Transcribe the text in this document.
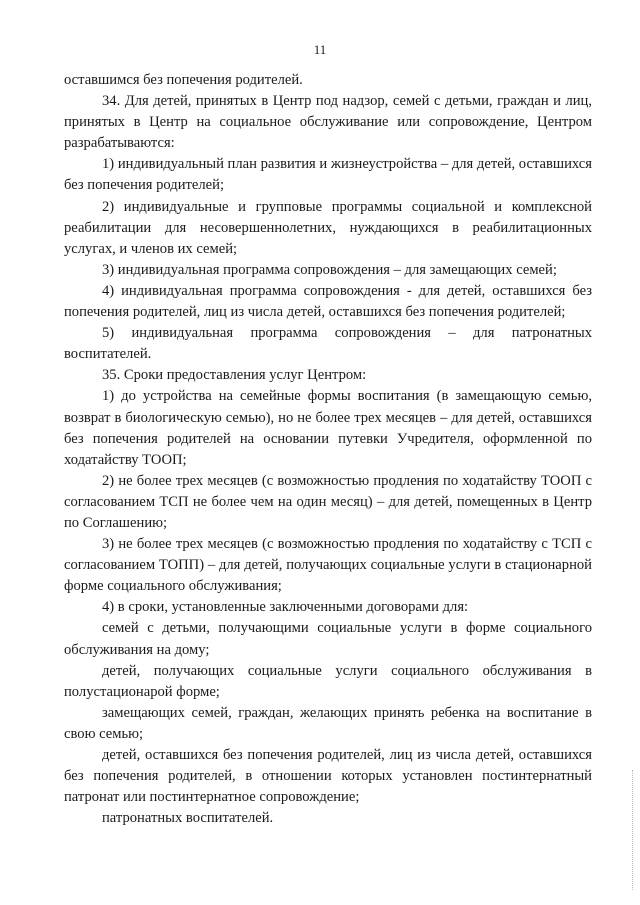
11

оставшимся без попечения родителей.

34. Для детей, принятых в Центр под надзор, семей с детьми, граждан и лиц, принятых в Центр на социальное обслуживание или сопровождение, Центром разрабатываются:

1) индивидуальный план развития и жизнеустройства – для детей, оставшихся без попечения родителей;

2) индивидуальные и групповые программы социальной и комплексной реабилитации для несовершеннолетних, нуждающихся в реабилитационных услугах, и членов их семей;

3) индивидуальная программа сопровождения – для замещающих семей;

4) индивидуальная программа сопровождения - для детей, оставшихся без попечения родителей, лиц из числа детей, оставшихся без попечения родителей;

5) индивидуальная программа сопровождения – для патронатных воспитателей.

35. Сроки предоставления услуг Центром:

1) до устройства на семейные формы воспитания (в замещающую семью, возврат в биологическую семью), но не более трех месяцев – для детей, оставшихся без попечения родителей на основании путевки Учредителя, оформленной по ходатайству ТООП;

2) не более трех месяцев (с возможностью продления по ходатайству ТООП с согласованием ТСП не более чем на один месяц) – для детей, помещенных в Центр по Соглашению;

3) не более трех месяцев (с возможностью продления по ходатайству с ТСП с согласованием ТОПП) – для детей, получающих социальные услуги в стационарной форме социального обслуживания;

4) в сроки, установленные заключенными договорами для:

семей с детьми, получающими социальные услуги в форме социального обслуживания на дому;

детей, получающих социальные услуги социального обслуживания в полустационарой форме;

замещающих семей, граждан, желающих принять ребенка на воспитание в свою семью;

детей, оставшихся без попечения родителей, лиц из числа детей, оставшихся без попечения родителей, в отношении которых установлен постинтернатный патронат или постинтернатное сопровождение;

патронатных воспитателей.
======
Among the lines of the data, identify those with the word "детьми". Copy each of them.

Answer to the exercise:
34. Для детей, принятых в Центр под надзор, семей с детьми, граждан и лиц, принятых в Центр на социальное обслуживание или сопровождение, Центром разрабатываются:
семей с детьми, получающими социальные услуги в форме социального обслуживания на дому;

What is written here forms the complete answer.